• [Stated task]:
Each entry must be reproduced precisely as it stands.

(Records from a data source)
---+---

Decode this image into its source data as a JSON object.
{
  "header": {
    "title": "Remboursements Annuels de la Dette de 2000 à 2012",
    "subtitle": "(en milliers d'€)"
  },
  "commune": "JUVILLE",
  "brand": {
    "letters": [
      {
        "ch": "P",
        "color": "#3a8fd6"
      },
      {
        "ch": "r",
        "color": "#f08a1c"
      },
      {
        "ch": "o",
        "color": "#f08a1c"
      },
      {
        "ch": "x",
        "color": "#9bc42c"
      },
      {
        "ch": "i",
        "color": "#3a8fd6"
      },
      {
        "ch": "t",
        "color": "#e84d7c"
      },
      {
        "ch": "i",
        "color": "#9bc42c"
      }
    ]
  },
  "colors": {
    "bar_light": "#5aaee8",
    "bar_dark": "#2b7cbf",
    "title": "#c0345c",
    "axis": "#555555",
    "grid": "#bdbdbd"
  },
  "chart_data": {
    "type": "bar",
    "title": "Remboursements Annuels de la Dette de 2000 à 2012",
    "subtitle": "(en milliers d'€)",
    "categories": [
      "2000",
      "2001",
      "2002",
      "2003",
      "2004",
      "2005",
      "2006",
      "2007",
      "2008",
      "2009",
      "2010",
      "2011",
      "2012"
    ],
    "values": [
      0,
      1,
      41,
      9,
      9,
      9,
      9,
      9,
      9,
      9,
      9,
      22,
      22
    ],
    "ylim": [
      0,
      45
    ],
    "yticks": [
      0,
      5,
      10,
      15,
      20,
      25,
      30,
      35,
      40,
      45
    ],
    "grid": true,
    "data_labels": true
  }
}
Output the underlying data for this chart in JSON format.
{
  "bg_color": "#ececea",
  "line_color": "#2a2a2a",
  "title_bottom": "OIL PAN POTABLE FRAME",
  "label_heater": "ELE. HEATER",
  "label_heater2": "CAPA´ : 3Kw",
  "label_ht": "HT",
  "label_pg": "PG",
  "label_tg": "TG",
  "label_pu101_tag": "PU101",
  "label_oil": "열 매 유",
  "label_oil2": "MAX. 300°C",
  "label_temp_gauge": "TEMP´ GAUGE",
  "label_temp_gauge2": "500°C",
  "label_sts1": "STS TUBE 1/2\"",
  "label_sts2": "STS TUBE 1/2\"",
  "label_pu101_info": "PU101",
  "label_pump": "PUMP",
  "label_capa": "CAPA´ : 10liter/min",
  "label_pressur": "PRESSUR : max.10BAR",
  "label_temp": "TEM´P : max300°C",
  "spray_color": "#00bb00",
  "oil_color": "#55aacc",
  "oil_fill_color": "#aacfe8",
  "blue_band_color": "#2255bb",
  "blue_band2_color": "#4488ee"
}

---+---

• [Task answer]:
Decode this image into its source data as a JSON object.
{
  "header": {
    "title": "Remboursements Annuels de la Dette de 2000 à 2012",
    "subtitle": "(en milliers d'€)"
  },
  "commune": "JUVILLE",
  "brand": {
    "letters": [
      {
        "ch": "P",
        "color": "#3a8fd6"
      },
      {
        "ch": "r",
        "color": "#f08a1c"
      },
      {
        "ch": "o",
        "color": "#f08a1c"
      },
      {
        "ch": "x",
        "color": "#9bc42c"
      },
      {
        "ch": "i",
        "color": "#3a8fd6"
      },
      {
        "ch": "t",
        "color": "#e84d7c"
      },
      {
        "ch": "i",
        "color": "#9bc42c"
      }
    ]
  },
  "colors": {
    "bar_light": "#5aaee8",
    "bar_dark": "#2b7cbf",
    "title": "#c0345c",
    "axis": "#555555",
    "grid": "#bdbdbd"
  },
  "chart_data": {
    "type": "bar",
    "title": "Remboursements Annuels de la Dette de 2000 à 2012",
    "subtitle": "(en milliers d'€)",
    "categories": [
      "2000",
      "2001",
      "2002",
      "2003",
      "2004",
      "2005",
      "2006",
      "2007",
      "2008",
      "2009",
      "2010",
      "2011",
      "2012"
    ],
    "values": [
      0,
      1,
      41,
      9,
      9,
      9,
      9,
      9,
      9,
      9,
      9,
      22,
      22
    ],
    "ylim": [
      0,
      45
    ],
    "yticks": [
      0,
      5,
      10,
      15,
      20,
      25,
      30,
      35,
      40,
      45
    ],
    "grid": true,
    "data_labels": true
  }
}
Output the underlying data for this chart in JSON format.
{
  "bg_color": "#ececea",
  "line_color": "#2a2a2a",
  "title_bottom": "OIL PAN POTABLE FRAME",
  "label_heater": "ELE. HEATER",
  "label_heater2": "CAPA´ : 3Kw",
  "label_ht": "HT",
  "label_pg": "PG",
  "label_tg": "TG",
  "label_pu101_tag": "PU101",
  "label_oil": "열 매 유",
  "label_oil2": "MAX. 300°C",
  "label_temp_gauge": "TEMP´ GAUGE",
  "label_temp_gauge2": "500°C",
  "label_sts1": "STS TUBE 1/2\"",
  "label_sts2": "STS TUBE 1/2\"",
  "label_pu101_info": "PU101",
  "label_pump": "PUMP",
  "label_capa": "CAPA´ : 10liter/min",
  "label_pressur": "PRESSUR : max.10BAR",
  "label_temp": "TEM´P : max300°C",
  "spray_color": "#00bb00",
  "oil_color": "#55aacc",
  "oil_fill_color": "#aacfe8",
  "blue_band_color": "#2255bb",
  "blue_band2_color": "#4488ee"
}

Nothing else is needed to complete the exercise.